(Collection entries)

---------------

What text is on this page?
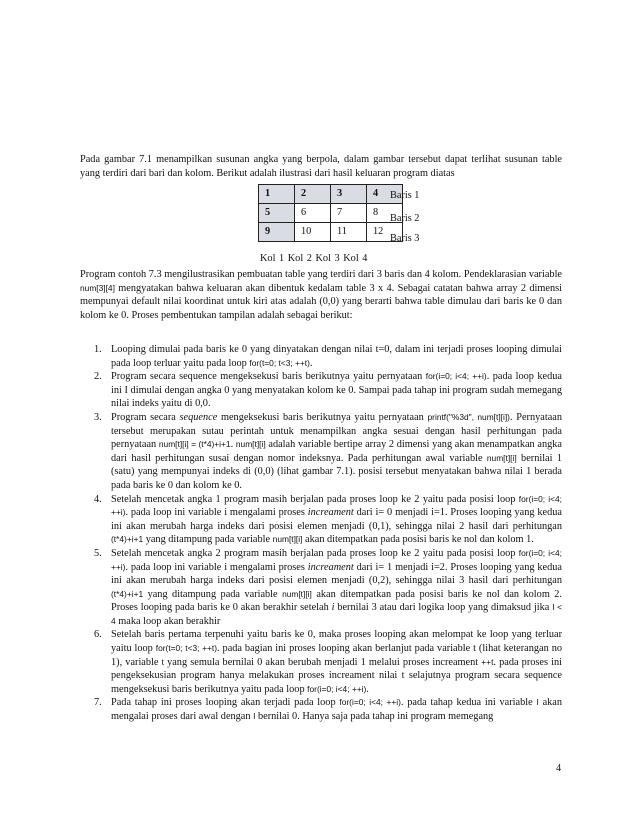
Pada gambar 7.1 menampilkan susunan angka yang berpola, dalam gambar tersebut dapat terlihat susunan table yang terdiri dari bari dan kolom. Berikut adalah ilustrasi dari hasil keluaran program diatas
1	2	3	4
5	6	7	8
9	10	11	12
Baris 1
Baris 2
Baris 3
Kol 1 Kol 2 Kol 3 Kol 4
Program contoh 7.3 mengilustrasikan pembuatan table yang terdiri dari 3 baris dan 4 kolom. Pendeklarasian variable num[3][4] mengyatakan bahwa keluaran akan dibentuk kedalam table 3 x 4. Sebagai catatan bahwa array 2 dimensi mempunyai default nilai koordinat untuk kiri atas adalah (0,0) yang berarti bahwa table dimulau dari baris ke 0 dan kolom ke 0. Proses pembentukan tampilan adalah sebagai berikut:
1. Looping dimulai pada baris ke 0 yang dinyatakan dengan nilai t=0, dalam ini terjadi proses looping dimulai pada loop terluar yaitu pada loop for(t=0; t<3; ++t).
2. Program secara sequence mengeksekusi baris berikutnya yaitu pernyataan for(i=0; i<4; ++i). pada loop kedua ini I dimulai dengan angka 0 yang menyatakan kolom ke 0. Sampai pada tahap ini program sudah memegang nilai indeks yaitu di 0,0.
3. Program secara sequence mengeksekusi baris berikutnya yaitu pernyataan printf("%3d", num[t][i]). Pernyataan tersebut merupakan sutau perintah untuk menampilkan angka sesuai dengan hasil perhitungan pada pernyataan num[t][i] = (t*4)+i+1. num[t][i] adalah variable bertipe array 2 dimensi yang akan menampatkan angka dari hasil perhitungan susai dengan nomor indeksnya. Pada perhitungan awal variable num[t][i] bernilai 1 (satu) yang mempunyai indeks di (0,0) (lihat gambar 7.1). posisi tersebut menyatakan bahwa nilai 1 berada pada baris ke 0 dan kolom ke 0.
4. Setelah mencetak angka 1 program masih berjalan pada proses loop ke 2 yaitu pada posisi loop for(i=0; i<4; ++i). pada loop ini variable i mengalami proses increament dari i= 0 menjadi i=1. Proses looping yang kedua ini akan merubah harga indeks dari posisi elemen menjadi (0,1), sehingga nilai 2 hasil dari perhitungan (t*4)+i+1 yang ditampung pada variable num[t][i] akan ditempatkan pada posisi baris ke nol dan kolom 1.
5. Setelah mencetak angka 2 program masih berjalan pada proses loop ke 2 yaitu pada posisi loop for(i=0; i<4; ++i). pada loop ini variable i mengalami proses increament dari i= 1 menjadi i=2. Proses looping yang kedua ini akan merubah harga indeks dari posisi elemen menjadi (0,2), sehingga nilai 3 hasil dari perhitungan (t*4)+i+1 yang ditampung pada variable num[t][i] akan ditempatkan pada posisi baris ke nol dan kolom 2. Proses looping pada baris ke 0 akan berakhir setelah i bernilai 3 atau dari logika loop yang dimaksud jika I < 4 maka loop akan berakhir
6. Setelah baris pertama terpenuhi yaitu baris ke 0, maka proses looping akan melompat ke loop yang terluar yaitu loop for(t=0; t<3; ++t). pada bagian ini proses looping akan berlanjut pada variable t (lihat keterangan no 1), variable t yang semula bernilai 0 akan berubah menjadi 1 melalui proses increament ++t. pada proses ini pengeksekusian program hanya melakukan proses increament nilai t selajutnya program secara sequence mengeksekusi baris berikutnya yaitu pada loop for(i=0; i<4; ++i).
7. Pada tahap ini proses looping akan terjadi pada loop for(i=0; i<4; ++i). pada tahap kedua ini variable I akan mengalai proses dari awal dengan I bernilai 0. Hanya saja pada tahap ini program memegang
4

---------------

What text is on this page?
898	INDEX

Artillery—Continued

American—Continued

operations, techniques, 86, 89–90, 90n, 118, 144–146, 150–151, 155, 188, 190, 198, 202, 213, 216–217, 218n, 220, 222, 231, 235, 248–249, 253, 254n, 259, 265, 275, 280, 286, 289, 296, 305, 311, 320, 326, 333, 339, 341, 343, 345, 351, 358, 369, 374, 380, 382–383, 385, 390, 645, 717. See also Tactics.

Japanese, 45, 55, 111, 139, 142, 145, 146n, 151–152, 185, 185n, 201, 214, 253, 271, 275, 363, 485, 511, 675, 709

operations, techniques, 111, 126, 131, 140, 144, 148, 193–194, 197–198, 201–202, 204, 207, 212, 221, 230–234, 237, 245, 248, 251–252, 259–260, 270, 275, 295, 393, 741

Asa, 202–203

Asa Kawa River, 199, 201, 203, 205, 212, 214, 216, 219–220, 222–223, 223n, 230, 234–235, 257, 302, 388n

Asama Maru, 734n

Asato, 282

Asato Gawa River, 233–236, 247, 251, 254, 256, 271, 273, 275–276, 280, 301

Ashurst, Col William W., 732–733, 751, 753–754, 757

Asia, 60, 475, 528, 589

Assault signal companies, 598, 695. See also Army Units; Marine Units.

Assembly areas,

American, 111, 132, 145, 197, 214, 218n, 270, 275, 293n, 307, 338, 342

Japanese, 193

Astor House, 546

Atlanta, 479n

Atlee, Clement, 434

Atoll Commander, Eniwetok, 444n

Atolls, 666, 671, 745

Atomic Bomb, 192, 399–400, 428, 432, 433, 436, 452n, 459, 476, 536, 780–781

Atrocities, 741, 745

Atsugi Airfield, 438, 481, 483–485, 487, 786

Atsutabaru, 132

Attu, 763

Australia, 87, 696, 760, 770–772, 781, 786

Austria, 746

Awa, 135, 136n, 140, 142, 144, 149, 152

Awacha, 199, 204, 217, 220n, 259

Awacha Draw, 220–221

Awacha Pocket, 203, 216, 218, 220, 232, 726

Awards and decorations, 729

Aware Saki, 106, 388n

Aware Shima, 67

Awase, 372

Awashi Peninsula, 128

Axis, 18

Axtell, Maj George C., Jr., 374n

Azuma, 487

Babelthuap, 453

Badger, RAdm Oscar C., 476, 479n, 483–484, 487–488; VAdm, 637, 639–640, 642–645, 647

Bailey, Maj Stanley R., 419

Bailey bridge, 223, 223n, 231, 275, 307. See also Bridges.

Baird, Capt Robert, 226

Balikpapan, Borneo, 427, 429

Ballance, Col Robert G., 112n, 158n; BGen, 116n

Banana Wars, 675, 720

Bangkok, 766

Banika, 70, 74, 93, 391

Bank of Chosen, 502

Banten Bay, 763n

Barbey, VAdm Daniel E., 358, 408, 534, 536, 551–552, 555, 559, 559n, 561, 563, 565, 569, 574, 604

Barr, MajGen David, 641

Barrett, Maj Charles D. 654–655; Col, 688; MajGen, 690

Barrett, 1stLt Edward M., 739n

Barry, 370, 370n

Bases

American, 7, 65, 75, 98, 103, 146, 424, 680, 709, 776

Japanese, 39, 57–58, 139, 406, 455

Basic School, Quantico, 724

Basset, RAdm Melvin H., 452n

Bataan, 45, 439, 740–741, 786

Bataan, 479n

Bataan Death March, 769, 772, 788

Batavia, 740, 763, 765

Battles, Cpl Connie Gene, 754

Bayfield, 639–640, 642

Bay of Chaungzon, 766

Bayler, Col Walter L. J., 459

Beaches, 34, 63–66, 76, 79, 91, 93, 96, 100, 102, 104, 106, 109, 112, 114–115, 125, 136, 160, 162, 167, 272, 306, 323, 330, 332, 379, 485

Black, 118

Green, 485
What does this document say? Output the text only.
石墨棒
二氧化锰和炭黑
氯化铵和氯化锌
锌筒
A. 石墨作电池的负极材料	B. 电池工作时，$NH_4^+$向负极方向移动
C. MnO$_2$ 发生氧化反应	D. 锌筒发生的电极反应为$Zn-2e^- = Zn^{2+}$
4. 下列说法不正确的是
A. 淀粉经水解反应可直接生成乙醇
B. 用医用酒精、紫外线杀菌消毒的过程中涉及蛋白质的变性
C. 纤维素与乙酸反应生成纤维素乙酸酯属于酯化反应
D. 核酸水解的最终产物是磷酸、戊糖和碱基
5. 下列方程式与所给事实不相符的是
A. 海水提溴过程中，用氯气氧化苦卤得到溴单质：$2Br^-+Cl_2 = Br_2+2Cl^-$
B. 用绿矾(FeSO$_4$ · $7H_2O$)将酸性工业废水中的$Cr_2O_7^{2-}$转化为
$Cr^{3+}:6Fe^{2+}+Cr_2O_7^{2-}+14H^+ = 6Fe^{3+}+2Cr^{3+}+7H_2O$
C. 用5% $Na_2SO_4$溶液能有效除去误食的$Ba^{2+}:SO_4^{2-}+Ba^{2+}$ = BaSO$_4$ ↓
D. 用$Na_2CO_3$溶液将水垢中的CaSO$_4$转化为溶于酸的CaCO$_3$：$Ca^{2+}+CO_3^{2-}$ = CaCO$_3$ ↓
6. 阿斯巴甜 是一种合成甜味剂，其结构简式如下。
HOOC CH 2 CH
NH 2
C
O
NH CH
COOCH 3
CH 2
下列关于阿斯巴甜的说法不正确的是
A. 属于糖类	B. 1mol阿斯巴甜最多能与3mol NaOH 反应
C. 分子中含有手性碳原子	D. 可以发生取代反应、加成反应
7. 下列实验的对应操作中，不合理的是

---------------

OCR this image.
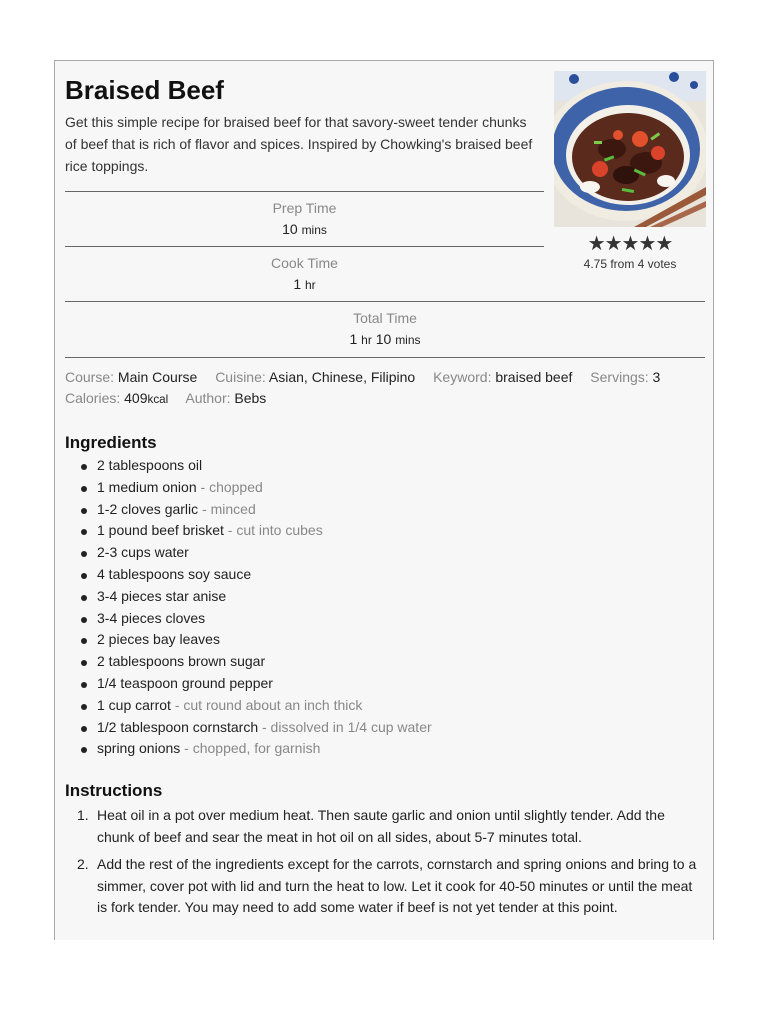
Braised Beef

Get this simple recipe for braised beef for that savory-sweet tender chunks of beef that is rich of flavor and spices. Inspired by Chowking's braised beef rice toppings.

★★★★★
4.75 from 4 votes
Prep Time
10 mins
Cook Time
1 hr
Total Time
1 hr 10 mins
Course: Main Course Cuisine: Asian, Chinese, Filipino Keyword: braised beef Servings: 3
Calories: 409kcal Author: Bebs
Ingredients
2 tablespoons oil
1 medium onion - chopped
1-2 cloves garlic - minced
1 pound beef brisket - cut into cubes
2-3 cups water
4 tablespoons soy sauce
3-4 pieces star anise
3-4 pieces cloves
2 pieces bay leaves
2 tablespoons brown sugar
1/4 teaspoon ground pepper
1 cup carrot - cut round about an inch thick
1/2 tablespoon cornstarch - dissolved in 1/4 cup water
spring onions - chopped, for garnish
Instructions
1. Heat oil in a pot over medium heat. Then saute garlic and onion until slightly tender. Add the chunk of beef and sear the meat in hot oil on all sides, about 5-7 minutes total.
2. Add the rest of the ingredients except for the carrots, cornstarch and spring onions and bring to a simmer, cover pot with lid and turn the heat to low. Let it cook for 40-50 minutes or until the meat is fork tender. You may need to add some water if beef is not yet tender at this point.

---------------

Given instruction — Only lines with the word "cloves" should be collected from the material.

Result below —
1-2 cloves garlic - minced
3-4 pieces cloves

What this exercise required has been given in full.